Challenge
Pull out every line containing the string "longer".

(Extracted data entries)
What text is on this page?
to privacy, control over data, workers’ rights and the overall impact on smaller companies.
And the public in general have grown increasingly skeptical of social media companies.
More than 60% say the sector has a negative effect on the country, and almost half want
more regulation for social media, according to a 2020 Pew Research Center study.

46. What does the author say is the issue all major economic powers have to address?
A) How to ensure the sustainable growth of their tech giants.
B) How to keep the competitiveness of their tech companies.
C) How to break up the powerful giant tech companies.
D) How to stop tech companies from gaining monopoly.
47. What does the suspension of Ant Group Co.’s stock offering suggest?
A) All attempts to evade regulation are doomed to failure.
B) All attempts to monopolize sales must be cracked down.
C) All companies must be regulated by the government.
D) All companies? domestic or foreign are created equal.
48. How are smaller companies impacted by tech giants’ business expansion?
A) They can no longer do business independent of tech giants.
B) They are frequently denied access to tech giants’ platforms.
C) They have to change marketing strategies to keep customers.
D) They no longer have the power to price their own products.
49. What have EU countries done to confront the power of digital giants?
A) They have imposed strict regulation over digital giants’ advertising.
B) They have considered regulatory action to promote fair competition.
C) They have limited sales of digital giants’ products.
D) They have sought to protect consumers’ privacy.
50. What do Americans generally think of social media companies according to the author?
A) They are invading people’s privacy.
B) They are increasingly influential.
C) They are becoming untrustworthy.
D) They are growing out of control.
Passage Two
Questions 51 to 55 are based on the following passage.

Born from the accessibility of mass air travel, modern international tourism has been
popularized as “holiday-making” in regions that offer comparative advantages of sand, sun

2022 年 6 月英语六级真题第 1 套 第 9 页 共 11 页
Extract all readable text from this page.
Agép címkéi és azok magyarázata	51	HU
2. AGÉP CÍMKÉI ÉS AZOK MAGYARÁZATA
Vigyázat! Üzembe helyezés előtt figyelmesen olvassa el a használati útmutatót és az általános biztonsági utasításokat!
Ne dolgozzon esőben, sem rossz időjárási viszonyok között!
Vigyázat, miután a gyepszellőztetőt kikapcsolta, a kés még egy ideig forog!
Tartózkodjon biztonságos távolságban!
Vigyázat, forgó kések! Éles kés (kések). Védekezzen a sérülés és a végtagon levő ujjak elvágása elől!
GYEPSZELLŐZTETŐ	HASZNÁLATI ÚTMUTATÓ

Solution for this task
A) They can no longer do business independent of tech giants.
D) They no longer have the power to price their own products.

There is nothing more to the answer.